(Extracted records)
* * * *

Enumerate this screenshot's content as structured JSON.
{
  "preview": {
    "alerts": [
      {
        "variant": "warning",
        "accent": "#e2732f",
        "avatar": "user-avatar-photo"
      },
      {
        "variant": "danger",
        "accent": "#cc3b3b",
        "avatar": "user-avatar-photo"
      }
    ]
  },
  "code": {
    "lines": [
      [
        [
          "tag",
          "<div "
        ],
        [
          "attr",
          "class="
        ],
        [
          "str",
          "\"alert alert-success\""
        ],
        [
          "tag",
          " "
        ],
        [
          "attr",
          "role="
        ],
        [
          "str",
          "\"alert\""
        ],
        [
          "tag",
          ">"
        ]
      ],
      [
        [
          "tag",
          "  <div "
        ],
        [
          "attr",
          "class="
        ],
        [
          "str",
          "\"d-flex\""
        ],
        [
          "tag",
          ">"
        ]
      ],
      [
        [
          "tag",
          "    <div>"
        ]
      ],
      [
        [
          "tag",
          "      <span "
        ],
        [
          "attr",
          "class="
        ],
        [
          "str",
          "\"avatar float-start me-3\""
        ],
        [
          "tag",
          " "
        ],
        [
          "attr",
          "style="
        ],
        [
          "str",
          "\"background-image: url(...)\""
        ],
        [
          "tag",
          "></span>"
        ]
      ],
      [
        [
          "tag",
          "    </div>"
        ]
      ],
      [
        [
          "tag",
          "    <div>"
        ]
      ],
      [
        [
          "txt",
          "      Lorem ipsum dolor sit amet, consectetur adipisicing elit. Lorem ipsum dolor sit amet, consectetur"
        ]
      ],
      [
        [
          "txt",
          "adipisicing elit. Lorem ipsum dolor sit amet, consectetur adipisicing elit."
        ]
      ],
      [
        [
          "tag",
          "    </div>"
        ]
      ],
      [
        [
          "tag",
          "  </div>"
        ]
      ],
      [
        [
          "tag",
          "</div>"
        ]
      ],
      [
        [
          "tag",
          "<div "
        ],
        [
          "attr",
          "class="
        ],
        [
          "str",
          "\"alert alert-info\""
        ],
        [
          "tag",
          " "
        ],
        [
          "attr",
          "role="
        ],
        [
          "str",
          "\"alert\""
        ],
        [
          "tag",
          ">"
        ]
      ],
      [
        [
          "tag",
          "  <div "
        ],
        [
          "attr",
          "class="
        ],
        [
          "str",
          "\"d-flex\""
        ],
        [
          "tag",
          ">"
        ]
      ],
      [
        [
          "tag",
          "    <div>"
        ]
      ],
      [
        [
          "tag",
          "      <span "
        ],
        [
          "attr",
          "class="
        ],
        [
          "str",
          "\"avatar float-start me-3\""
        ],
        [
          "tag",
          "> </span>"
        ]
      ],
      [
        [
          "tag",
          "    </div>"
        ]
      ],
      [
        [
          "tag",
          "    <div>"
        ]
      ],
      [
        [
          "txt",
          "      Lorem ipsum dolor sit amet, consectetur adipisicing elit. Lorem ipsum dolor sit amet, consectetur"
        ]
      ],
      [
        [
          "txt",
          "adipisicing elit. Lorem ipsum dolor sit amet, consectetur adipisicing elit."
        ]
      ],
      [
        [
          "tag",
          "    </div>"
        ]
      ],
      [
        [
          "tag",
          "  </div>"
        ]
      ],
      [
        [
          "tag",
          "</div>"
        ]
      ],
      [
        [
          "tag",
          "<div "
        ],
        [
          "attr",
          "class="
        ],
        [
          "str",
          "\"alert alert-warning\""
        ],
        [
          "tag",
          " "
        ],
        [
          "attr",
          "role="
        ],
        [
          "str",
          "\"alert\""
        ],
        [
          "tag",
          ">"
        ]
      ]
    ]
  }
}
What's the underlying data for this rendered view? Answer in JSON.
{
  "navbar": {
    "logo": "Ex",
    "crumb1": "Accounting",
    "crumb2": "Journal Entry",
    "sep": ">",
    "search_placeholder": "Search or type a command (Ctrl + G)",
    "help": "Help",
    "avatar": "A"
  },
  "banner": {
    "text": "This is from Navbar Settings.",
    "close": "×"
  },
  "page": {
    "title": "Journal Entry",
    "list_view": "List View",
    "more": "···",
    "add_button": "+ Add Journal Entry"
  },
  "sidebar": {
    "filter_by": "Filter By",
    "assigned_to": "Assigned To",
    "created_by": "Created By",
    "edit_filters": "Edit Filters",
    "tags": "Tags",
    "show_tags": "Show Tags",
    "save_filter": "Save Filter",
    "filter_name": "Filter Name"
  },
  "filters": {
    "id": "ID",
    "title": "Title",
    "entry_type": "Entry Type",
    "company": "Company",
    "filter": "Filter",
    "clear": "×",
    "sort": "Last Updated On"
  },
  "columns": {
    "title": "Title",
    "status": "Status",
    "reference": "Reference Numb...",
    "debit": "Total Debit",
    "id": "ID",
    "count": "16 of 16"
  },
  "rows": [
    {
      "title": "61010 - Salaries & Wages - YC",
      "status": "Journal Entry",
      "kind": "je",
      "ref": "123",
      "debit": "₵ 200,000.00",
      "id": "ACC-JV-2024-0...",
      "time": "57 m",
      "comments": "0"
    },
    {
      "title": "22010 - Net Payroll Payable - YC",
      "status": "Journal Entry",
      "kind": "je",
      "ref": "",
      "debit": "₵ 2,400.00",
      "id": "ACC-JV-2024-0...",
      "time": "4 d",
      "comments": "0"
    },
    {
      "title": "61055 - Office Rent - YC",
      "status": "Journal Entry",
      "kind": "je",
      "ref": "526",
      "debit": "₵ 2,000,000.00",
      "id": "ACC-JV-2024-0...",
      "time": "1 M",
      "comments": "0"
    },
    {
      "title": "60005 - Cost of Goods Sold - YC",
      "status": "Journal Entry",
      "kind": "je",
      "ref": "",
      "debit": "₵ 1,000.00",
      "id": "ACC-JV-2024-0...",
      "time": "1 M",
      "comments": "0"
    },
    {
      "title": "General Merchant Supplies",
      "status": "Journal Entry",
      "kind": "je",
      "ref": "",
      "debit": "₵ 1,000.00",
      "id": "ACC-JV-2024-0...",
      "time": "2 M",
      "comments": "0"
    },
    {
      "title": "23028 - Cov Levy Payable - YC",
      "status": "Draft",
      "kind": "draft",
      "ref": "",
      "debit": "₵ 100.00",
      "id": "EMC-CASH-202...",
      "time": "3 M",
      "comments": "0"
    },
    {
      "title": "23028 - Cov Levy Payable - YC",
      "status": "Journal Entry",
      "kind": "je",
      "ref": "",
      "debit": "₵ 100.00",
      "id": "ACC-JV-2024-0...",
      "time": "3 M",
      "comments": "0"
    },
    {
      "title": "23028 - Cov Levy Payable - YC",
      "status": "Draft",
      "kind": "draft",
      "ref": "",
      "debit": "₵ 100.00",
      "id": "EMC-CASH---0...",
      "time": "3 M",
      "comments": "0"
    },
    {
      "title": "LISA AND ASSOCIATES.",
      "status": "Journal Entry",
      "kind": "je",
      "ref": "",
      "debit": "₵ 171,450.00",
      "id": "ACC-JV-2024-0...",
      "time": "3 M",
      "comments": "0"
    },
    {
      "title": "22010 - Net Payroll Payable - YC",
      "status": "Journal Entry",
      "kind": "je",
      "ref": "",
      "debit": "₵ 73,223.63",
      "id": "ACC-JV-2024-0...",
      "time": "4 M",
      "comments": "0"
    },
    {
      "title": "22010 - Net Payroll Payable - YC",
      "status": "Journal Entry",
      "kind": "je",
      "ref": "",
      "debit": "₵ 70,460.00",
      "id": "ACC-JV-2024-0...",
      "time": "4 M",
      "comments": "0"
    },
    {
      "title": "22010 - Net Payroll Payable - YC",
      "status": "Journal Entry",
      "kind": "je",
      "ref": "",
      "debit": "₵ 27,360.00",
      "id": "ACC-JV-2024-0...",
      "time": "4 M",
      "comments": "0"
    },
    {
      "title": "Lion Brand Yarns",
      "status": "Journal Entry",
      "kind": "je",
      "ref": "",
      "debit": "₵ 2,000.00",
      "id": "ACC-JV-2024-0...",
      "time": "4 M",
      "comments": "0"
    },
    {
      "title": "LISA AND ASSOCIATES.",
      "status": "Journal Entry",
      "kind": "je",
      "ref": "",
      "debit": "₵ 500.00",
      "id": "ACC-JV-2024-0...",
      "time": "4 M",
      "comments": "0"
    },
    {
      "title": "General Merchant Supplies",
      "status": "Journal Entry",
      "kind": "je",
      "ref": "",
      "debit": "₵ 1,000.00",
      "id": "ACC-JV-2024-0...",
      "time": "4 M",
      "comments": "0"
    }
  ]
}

* * * *

Which lines include the word "warning"? List them all.

FINAL RESULT:
        "variant": "warning",
          "\"alert alert-warning\""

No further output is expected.